* _Your objective_
Locate all lines with the word "JSON". Copy them.

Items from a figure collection
=====

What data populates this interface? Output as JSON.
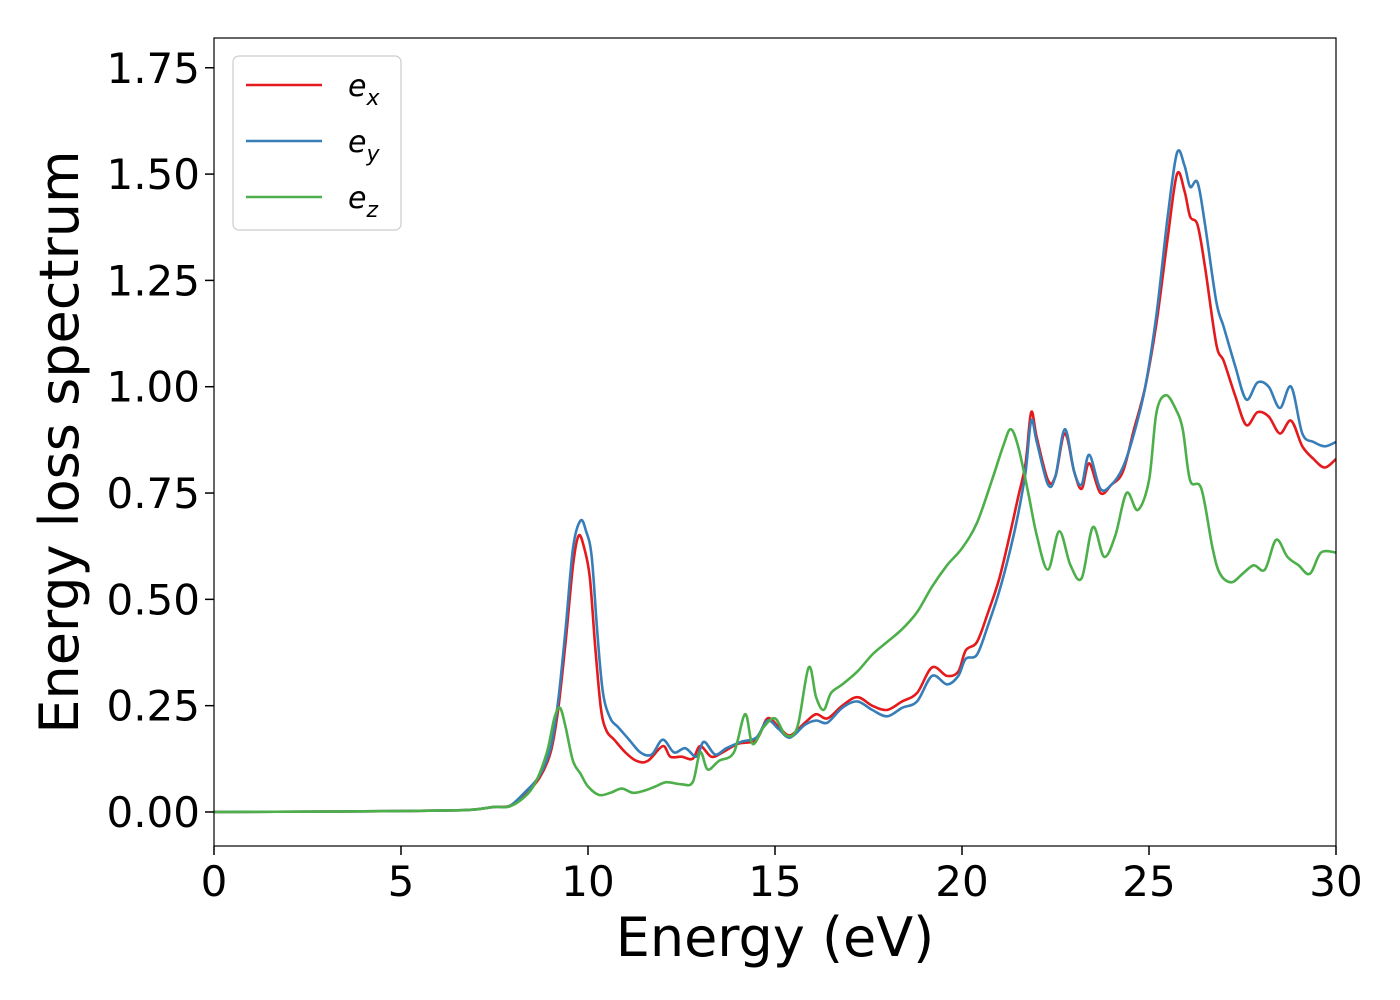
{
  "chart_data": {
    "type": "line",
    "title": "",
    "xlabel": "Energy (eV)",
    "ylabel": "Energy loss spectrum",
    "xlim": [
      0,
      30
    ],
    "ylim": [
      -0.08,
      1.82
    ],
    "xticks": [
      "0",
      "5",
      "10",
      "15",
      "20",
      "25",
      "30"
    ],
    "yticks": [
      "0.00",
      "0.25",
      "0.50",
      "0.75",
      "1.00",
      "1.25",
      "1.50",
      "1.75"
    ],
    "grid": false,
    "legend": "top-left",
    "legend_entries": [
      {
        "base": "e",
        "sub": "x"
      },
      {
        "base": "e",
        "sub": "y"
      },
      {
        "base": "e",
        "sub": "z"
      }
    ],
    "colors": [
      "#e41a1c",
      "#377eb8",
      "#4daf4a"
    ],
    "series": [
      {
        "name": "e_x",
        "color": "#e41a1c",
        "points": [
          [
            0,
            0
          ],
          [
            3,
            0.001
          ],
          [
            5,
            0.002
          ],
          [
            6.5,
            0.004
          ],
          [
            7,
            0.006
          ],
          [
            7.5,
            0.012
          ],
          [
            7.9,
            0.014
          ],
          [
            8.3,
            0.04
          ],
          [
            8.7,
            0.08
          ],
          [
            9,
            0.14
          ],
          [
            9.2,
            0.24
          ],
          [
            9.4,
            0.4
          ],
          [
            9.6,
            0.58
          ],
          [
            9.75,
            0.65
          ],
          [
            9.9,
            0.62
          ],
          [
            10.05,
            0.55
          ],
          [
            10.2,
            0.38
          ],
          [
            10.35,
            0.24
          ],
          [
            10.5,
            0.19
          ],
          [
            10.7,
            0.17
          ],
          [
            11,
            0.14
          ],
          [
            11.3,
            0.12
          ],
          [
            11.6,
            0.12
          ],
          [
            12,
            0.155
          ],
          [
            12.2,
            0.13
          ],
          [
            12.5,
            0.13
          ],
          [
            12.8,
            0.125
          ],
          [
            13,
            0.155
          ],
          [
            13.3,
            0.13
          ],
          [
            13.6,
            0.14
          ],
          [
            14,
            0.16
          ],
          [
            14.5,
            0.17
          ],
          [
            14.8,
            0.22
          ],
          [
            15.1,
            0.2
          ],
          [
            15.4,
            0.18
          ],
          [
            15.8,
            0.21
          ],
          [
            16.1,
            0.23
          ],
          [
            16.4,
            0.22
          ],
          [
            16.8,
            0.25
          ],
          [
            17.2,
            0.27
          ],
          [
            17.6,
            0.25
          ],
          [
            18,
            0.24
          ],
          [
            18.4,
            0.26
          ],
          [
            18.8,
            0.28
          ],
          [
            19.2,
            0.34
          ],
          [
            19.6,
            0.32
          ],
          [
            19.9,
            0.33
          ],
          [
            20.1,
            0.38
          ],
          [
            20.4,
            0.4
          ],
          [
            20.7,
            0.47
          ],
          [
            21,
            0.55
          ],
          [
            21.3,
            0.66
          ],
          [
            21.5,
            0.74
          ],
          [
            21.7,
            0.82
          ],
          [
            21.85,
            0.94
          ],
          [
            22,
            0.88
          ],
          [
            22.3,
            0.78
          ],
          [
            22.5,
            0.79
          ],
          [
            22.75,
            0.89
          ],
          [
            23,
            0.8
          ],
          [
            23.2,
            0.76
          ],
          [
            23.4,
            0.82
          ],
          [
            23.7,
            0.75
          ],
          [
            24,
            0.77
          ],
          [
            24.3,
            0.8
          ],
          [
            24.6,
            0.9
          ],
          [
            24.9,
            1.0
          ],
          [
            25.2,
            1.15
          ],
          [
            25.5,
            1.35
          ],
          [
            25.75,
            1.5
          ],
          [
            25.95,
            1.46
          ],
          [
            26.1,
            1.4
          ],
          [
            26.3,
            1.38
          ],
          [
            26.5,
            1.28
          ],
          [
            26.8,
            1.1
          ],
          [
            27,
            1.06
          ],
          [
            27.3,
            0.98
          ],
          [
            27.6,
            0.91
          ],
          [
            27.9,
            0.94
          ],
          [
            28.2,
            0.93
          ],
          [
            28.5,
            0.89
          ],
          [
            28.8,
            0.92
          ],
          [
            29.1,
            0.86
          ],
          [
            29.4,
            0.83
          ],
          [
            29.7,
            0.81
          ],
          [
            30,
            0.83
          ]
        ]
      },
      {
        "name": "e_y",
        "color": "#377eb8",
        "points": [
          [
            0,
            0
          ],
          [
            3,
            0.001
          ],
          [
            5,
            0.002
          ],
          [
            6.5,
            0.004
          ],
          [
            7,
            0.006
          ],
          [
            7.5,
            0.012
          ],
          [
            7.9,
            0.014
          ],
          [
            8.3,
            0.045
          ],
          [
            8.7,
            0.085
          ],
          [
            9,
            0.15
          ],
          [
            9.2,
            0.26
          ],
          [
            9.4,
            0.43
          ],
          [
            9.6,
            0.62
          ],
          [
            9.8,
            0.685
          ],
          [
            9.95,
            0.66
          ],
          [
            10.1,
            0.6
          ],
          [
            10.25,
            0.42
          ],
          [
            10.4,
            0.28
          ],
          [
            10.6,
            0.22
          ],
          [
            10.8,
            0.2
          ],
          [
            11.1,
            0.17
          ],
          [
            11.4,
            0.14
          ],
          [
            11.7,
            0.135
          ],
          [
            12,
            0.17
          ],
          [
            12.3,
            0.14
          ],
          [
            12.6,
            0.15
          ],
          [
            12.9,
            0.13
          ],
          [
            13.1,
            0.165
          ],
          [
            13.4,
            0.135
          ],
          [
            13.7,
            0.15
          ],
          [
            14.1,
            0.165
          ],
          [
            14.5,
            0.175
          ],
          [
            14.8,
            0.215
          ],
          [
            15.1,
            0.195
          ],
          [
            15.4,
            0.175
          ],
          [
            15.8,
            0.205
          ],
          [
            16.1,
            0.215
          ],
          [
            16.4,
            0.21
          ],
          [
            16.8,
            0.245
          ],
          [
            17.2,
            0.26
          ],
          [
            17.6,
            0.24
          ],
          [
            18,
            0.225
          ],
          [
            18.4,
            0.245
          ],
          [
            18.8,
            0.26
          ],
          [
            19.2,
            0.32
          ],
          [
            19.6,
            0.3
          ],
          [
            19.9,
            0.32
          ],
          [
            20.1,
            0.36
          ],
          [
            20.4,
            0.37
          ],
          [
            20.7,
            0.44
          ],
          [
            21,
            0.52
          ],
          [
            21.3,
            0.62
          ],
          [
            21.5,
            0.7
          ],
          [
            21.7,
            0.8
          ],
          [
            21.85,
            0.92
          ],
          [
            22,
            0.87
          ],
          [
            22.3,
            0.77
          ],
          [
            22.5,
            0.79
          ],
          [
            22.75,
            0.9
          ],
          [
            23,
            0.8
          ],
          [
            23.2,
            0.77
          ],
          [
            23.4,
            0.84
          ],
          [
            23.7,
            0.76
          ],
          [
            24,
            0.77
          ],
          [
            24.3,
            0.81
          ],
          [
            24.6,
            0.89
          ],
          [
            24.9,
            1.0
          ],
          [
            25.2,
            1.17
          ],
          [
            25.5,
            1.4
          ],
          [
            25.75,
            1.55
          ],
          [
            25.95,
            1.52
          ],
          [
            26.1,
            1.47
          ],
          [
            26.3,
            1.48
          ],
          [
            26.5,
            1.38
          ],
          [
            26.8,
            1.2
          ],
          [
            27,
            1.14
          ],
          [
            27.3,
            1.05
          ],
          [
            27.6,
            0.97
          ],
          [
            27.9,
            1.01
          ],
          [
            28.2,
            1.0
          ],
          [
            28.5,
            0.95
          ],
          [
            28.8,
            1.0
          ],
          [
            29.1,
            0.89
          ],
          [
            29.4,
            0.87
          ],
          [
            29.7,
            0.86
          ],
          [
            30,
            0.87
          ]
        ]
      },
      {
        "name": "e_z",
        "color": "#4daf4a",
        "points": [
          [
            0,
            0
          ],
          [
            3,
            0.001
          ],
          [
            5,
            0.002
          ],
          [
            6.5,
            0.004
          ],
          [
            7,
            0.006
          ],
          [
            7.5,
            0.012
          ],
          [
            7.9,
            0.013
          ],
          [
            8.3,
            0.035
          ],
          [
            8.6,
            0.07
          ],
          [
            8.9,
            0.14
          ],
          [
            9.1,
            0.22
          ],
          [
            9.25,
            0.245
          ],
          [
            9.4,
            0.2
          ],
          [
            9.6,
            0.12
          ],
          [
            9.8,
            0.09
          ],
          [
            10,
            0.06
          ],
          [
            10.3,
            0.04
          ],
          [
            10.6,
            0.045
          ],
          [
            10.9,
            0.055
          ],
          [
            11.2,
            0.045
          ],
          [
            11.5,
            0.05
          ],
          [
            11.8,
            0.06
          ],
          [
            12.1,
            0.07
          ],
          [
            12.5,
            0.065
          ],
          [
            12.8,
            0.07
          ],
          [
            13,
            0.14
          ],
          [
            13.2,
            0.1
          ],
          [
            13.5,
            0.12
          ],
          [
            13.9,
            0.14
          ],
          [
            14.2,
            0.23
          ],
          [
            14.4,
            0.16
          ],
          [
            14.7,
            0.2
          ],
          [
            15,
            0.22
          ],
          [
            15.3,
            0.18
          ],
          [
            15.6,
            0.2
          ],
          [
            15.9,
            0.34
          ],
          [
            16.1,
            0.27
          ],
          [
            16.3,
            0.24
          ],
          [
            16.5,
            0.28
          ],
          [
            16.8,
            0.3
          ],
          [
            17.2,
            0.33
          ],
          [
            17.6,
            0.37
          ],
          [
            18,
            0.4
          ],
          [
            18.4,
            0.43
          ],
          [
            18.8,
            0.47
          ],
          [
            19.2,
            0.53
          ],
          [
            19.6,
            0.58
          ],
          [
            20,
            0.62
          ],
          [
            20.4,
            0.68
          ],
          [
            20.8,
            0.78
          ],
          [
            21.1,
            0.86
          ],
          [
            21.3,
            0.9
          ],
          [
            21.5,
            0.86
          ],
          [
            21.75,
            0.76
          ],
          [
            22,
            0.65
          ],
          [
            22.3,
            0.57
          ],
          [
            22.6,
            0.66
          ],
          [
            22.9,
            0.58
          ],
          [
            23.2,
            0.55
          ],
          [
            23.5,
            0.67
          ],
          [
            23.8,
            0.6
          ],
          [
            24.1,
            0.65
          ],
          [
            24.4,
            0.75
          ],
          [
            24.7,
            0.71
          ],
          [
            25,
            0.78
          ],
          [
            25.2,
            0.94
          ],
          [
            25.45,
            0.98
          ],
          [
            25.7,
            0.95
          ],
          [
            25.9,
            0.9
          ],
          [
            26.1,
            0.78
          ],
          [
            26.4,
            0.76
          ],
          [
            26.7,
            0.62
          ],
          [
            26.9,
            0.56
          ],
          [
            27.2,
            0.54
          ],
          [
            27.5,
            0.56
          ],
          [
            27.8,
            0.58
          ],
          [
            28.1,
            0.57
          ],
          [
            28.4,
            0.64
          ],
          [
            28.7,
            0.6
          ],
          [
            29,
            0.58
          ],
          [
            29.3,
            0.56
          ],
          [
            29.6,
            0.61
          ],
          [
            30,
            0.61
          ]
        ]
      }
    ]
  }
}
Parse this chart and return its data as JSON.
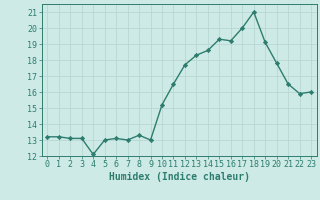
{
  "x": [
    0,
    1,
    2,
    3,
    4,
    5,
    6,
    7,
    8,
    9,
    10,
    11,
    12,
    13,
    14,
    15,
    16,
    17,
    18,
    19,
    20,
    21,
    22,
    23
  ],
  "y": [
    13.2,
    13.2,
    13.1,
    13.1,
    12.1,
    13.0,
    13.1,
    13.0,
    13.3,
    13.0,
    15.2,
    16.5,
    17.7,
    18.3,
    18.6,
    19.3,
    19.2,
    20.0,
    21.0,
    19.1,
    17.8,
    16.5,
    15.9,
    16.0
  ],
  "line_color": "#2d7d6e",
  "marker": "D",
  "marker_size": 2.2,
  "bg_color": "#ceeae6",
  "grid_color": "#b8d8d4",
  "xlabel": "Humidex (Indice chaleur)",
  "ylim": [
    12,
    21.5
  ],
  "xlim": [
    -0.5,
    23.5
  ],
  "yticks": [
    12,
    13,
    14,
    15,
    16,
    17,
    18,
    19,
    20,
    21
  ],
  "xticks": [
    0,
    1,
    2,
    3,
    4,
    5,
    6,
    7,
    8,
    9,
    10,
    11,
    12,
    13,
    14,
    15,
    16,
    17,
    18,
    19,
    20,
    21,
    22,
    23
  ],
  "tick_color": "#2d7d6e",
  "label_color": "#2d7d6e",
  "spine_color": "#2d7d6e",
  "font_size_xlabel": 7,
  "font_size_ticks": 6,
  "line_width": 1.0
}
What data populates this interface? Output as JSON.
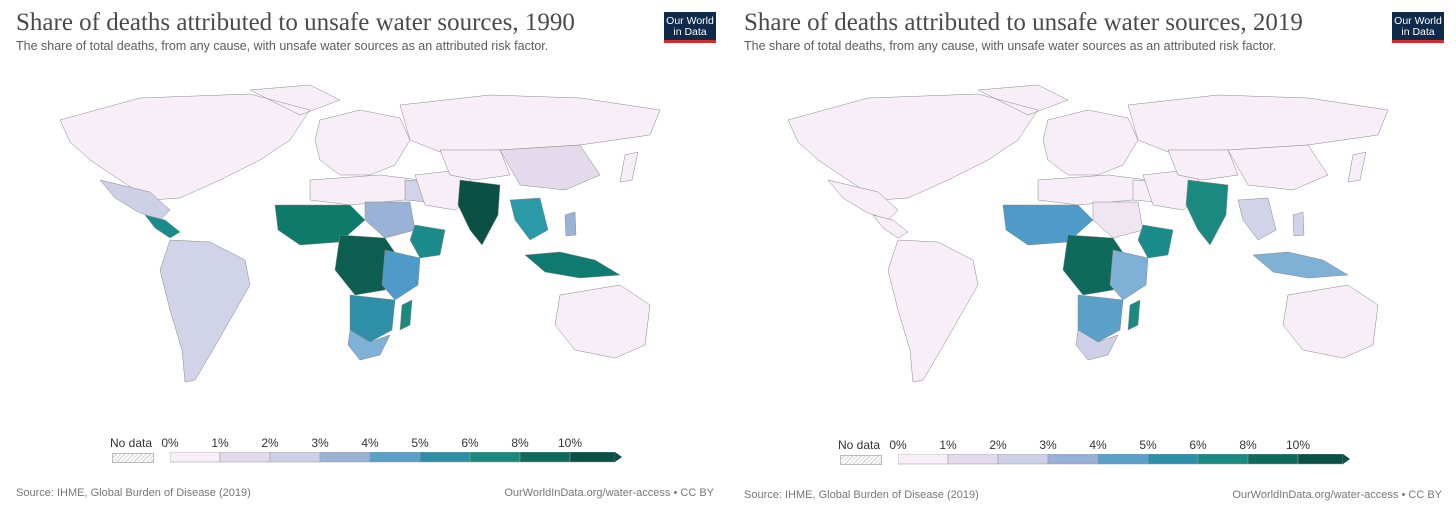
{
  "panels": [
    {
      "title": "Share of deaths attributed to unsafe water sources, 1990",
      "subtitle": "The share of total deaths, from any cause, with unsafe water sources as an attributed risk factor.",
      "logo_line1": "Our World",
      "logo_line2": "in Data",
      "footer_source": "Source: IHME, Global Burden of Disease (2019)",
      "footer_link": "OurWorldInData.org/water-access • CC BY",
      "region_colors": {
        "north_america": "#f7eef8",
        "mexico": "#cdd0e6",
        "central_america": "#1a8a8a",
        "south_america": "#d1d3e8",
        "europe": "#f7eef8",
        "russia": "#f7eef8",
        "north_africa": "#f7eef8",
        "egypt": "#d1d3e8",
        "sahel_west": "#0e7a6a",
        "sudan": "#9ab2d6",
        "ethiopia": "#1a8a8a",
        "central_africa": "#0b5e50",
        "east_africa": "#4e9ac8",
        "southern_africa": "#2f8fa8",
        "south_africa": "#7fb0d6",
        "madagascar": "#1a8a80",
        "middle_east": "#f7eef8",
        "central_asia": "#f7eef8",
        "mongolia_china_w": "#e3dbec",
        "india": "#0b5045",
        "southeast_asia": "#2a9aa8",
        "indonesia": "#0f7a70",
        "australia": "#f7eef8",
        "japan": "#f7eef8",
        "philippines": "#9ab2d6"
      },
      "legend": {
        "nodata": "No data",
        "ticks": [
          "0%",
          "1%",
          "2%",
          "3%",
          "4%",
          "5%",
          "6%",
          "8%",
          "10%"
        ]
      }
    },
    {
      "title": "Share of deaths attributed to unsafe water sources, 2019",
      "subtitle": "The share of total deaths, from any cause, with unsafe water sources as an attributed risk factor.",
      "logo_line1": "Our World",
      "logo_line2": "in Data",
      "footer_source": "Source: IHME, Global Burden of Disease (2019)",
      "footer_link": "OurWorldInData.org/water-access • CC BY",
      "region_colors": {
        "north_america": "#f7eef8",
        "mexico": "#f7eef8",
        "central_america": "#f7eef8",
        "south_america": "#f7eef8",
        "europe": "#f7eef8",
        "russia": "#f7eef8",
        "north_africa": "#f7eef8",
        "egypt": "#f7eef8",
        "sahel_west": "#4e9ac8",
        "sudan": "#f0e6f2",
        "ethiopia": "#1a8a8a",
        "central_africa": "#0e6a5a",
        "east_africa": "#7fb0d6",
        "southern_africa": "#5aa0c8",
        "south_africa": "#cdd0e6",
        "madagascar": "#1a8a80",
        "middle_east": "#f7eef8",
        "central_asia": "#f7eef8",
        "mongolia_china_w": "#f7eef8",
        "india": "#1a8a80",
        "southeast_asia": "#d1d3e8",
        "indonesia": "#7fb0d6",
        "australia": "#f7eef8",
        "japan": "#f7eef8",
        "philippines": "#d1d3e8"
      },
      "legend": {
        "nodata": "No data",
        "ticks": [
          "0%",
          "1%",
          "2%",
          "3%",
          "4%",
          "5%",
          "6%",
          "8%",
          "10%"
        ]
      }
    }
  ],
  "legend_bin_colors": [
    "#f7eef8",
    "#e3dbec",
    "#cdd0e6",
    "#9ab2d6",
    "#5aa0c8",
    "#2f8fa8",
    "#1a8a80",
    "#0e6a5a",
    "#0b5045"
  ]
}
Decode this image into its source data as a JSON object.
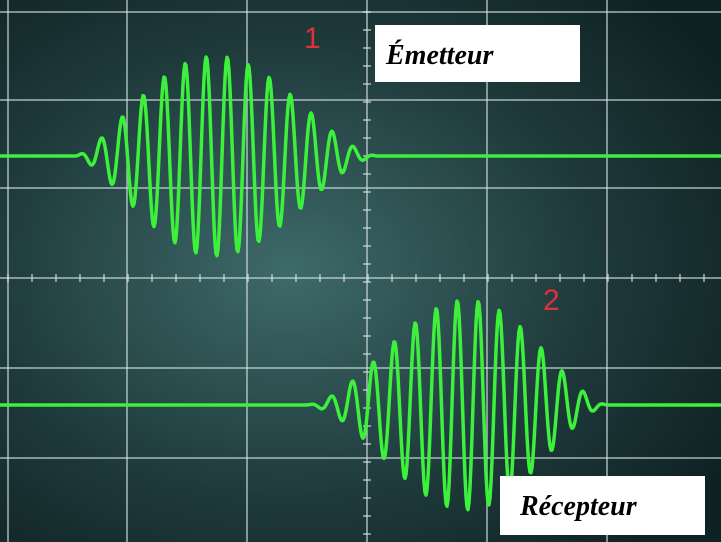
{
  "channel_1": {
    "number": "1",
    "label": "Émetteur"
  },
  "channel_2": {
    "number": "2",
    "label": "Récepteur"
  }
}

=====

* _The reply_
What data populates this interface? Output as JSON.
Parse this chart and return its data as JSON.
What data populates this interface? Output as JSON.
Decode this image into its source data as a JSON object.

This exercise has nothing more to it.